▶ [Information shown]
_____

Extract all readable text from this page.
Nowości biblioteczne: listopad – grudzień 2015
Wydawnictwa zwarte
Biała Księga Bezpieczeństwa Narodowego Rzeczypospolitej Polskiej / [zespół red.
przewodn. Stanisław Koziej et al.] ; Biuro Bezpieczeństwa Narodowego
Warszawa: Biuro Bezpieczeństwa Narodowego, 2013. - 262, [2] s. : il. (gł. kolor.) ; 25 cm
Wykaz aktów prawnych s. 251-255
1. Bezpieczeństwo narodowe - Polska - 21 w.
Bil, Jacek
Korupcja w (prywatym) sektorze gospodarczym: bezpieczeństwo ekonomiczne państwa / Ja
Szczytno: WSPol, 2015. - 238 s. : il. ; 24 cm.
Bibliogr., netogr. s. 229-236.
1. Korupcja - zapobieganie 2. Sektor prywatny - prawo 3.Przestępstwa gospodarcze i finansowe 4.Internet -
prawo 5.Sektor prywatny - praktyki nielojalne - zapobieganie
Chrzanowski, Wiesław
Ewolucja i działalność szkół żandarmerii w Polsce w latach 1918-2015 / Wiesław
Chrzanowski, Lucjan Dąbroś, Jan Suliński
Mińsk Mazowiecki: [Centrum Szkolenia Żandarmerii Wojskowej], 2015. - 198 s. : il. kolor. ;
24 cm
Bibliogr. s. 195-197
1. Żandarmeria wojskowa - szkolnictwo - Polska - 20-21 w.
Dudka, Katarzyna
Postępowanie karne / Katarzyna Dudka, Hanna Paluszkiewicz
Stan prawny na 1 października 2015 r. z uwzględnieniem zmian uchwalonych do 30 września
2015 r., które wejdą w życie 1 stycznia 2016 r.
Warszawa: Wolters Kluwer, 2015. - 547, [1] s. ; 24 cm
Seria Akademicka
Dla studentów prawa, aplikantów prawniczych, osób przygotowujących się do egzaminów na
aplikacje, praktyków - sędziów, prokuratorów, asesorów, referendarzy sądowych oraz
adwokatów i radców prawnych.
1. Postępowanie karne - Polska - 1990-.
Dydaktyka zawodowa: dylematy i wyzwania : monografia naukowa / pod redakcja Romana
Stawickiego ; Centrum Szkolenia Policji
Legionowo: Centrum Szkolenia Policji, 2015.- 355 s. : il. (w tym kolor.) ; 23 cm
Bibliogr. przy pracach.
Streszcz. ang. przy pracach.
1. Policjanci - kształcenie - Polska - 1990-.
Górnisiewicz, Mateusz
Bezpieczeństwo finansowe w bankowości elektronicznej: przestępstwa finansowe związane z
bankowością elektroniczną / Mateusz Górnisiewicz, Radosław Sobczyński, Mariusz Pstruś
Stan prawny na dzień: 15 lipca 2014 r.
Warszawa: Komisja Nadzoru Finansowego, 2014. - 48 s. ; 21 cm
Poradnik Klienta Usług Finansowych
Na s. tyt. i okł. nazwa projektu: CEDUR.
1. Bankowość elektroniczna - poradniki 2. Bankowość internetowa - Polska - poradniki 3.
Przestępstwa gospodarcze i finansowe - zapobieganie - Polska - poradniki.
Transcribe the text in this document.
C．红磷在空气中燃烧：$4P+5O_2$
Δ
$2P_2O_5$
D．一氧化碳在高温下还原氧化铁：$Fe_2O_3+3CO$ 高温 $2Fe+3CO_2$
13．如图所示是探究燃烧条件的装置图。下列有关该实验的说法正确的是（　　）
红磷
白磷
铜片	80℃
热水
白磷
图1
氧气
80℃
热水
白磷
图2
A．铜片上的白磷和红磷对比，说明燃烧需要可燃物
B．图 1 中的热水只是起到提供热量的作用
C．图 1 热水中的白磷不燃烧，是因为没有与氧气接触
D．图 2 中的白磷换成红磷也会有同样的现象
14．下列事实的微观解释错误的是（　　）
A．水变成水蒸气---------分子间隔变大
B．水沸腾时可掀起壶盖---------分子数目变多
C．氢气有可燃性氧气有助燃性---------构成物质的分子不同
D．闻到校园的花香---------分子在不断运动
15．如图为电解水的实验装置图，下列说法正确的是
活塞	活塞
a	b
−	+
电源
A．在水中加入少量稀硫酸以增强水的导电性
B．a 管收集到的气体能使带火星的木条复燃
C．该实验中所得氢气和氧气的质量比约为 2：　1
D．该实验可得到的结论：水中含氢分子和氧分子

_____

▶ [Written request]
Read the lines above. Gather those in which the string "karne" is found.

▶ [Answer to this problem]
Postępowanie karne / Katarzyna Dudka, Hanna Paluszkiewicz
1. Postępowanie karne - Polska - 1990-.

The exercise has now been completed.